* **Textauszug**
»»

Historischer Rückgang Arbeitslosigkeit sank 2007 so stark wie nie

Gleich mehrere Rekorde kann die Bundesarbeitsagentur vermelden: Seit 15 Jahren war die Dezember-Zahl der Arbeitslosen nicht mehr so gering wie jetzt - und so stark wie 2007 ging die Erwerbslosigkeit in der Bundesrepublik noch nie zurück.


Hamburg – Jubel zum Jahresanfang in der Bundesagentur für Arbeit: Im Dezember waren 3,4 Millionen Menschen ohne Arbeit – so wenig wie in keinem anderen Dezember seit 15 Jahren. Saisonbereinigt sank die Zahl damit im Vergleich zum Vormonat um rund 78.000, im Vergleich zum Vorjahr gab es im Dezember rund 600.000 Arbeitslose weniger. Im Westen Deutschlands stieg die Zahl der Arbeitlosen im Dezember gegenüber dem Vormonat um 6000 auf 2,231 Millionen. Damit lag die Arbeitslosenquote bei 6,7 Prozent. In den neuen Bundesländern erhöhte sie sich um 22.000 auf 1,176 Millionen womit die Quote bei 13,7 Prozent lag.

Auch insgesamt gesehen war 2007 auf dem Arbeitsmarkt ein gutes Jahr: Im Durchschnitt ging die Zahl der Menschen ohne Job um rund 711.000 zurück. "Das ist seit Bestehen der Bundesrepublik der größte Rückgang", sagte der Vorsitzende der Bundesagentur für Arbeit (BA), Frank-Jürgen Weise. Im Schnitt seien damit 2007 bundesweit 3,776 Millionen Menschen ohne Job gewesen.

In das kommende Jahr blickt Weise voller Optimismus: Die Nachfrage nach Arbeitskräften sei nach wie vor hoch und lasse erwarten, dass sich der Beschäftigungsaufbau auch 2008 fortsetze. Davon könnten je zur Hälfte Bezieher von Arbeitslosengeld I und Langzeitarbeitslose, die Leistungen aus der Grundsicherung (Hartz IV) beziehen, profitieren. Im Schnitt rechnet Weise für 2008 mit 3,5 Millionen Erwerbslosen. Bei einer weiterhin guten Konjunktur und guten Witterungsverhältnissen könnte die durchschnittliche Arbeitslosigkeit auch noch stärker sinken, sagte Weise.

««

* **Extrahierte Einträge**
»»

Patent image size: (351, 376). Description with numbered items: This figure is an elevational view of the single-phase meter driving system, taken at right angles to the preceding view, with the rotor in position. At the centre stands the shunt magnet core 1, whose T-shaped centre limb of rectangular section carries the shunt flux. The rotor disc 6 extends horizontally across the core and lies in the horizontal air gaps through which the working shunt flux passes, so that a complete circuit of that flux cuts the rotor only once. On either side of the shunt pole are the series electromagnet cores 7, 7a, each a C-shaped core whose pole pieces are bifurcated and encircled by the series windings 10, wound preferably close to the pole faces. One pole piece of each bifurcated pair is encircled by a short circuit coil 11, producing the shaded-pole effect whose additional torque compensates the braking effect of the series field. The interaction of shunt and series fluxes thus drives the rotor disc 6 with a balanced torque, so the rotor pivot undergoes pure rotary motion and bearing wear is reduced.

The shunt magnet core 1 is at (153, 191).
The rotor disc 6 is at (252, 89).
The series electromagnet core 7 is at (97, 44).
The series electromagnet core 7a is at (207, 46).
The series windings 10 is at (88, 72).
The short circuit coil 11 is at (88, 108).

««

Geben Sie aus dem Text über den Rückgang der Arbeitslosigkeit 2007 wortgetreu den Abschnitt aus, der mit den Worten „Auch insgesamt gesehen“ beginnt und mit „ohne Job gewesen.“ endet. Die Einträge stammen aus einer anderen Quelle als der Text.

* **Lösung**
Auch insgesamt gesehen war 2007 auf dem Arbeitsmarkt ein gutes Jahr: Im Durchschnitt ging die Zahl der Menschen ohne Job um rund 711.000 zurück. "Das ist seit Bestehen der Bundesrepublik der größte Rückgang", sagte der Vorsitzende der Bundesagentur für Arbeit (BA), Frank-Jürgen Weise. Im Schnitt seien damit 2007 bundesweit 3,776 Millionen Menschen ohne Job gewesen.